> **WRITTEN REQUEST**
Repeat the whole listing exactly as written.

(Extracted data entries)

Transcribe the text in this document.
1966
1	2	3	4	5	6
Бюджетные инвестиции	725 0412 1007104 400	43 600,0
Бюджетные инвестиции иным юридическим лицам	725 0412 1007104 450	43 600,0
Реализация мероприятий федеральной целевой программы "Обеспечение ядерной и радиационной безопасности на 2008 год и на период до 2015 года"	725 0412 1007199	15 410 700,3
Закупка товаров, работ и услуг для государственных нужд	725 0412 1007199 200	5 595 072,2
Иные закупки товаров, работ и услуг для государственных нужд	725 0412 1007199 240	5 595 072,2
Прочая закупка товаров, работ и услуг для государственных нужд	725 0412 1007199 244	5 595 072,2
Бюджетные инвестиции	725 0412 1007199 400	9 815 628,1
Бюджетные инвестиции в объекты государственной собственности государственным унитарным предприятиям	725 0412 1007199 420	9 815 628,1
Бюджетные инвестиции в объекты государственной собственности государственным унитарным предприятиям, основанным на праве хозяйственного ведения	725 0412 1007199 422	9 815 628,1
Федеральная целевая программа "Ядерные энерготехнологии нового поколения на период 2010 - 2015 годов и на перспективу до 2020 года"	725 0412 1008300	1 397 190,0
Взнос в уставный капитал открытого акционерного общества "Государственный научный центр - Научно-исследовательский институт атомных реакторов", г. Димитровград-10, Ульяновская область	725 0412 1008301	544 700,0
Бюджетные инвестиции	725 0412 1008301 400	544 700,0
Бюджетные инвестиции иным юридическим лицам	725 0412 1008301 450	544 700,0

> **COMPLETE OUTPUT**
Transcribe the text in this document.
1966
1	2	3	4	5	6
Бюджетные инвестиции	725 0412 1007104 400	43 600,0
Бюджетные инвестиции иным юридическим лицам	725 0412 1007104 450	43 600,0
Реализация мероприятий федеральной целевой программы "Обеспечение ядерной и радиационной безопасности на 2008 год и на период до 2015 года"	725 0412 1007199	15 410 700,3
Закупка товаров, работ и услуг для государственных нужд	725 0412 1007199 200	5 595 072,2
Иные закупки товаров, работ и услуг для государственных нужд	725 0412 1007199 240	5 595 072,2
Прочая закупка товаров, работ и услуг для государственных нужд	725 0412 1007199 244	5 595 072,2
Бюджетные инвестиции	725 0412 1007199 400	9 815 628,1
Бюджетные инвестиции в объекты государственной собственности государственным унитарным предприятиям	725 0412 1007199 420	9 815 628,1
Бюджетные инвестиции в объекты государственной собственности государственным унитарным предприятиям, основанным на праве хозяйственного ведения	725 0412 1007199 422	9 815 628,1
Федеральная целевая программа "Ядерные энерготехнологии нового поколения на период 2010 - 2015 годов и на перспективу до 2020 года"	725 0412 1008300	1 397 190,0
Взнос в уставный капитал открытого акционерного общества "Государственный научный центр - Научно-исследовательский институт атомных реакторов", г. Димитровград-10, Ульяновская область	725 0412 1008301	544 700,0
Бюджетные инвестиции	725 0412 1008301 400	544 700,0
Бюджетные инвестиции иным юридическим лицам	725 0412 1008301 450	544 700,0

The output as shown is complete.